WHAT IS EXPECTED
Repeat the listing word for word. Begin at its first line and stop after the line that contains "series-line: [85, 171, 469, 219]", including both of those lines.
───── PROVIDED ENTRIES ─────
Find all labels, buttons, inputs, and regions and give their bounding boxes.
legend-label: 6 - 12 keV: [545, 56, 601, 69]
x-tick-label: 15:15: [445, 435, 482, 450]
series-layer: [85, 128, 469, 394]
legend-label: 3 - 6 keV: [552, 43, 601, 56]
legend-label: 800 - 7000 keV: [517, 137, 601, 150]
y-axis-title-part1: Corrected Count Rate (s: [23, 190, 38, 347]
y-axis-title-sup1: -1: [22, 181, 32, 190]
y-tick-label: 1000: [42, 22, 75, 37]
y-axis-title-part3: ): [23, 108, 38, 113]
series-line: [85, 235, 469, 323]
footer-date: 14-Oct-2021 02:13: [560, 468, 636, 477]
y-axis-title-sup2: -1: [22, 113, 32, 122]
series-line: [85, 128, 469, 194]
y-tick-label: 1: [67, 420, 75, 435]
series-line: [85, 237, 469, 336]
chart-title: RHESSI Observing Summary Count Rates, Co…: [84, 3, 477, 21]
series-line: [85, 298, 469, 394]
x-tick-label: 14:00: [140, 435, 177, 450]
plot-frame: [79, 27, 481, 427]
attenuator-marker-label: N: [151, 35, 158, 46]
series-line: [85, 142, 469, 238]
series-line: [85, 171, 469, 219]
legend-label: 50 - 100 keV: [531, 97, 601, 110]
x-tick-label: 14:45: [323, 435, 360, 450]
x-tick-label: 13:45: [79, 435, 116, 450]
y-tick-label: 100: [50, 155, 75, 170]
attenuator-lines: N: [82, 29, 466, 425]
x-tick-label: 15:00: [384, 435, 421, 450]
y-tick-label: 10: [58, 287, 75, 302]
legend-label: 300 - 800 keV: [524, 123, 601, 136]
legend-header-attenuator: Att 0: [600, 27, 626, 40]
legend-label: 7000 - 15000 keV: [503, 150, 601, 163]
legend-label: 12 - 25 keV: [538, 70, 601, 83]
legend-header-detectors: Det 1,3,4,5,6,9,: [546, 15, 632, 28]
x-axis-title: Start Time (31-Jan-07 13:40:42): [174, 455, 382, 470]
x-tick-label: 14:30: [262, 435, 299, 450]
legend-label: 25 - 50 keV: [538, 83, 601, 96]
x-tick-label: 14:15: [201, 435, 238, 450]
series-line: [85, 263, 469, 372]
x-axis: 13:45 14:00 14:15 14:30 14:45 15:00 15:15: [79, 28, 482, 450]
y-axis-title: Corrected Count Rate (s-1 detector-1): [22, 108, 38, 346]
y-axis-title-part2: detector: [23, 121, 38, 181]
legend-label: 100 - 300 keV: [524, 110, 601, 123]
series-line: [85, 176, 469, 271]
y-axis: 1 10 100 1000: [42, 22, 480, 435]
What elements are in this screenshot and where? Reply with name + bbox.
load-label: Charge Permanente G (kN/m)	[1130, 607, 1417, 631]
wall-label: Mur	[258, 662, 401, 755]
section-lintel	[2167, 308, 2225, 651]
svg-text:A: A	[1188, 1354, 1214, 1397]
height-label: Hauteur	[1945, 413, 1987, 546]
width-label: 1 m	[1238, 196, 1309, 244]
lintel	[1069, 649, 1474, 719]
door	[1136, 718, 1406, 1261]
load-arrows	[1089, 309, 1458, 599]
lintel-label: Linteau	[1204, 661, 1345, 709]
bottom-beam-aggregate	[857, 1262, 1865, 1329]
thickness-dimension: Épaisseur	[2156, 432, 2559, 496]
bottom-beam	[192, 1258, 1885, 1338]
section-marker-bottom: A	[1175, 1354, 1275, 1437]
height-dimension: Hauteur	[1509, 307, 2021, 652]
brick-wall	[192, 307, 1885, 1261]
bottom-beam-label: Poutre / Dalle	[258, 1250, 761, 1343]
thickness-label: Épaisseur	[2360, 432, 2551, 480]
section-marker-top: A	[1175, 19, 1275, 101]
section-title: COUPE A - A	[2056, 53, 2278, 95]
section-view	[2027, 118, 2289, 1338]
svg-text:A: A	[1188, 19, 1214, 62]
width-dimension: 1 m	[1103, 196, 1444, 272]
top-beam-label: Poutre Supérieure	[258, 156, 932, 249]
─────
ANSWER IN FULL
Find all labels, buttons, inputs, and regions and give their bounding boxes.
legend-label: 6 - 12 keV: [545, 56, 601, 69]
x-tick-label: 15:15: [445, 435, 482, 450]
series-layer: [85, 128, 469, 394]
legend-label: 3 - 6 keV: [552, 43, 601, 56]
legend-label: 800 - 7000 keV: [517, 137, 601, 150]
y-axis-title-part1: Corrected Count Rate (s: [23, 190, 38, 347]
y-axis-title-sup1: -1: [22, 181, 32, 190]
y-tick-label: 1000: [42, 22, 75, 37]
y-axis-title-part3: ): [23, 108, 38, 113]
series-line: [85, 235, 469, 323]
footer-date: 14-Oct-2021 02:13: [560, 468, 636, 477]
y-axis-title-sup2: -1: [22, 113, 32, 122]
series-line: [85, 128, 469, 194]
y-tick-label: 1: [67, 420, 75, 435]
series-line: [85, 237, 469, 336]
chart-title: RHESSI Observing Summary Count Rates, Co…: [84, 3, 477, 21]
series-line: [85, 298, 469, 394]
x-tick-label: 14:00: [140, 435, 177, 450]
plot-frame: [79, 27, 481, 427]
attenuator-marker-label: N: [151, 35, 158, 46]
series-line: [85, 142, 469, 238]
series-line: [85, 171, 469, 219]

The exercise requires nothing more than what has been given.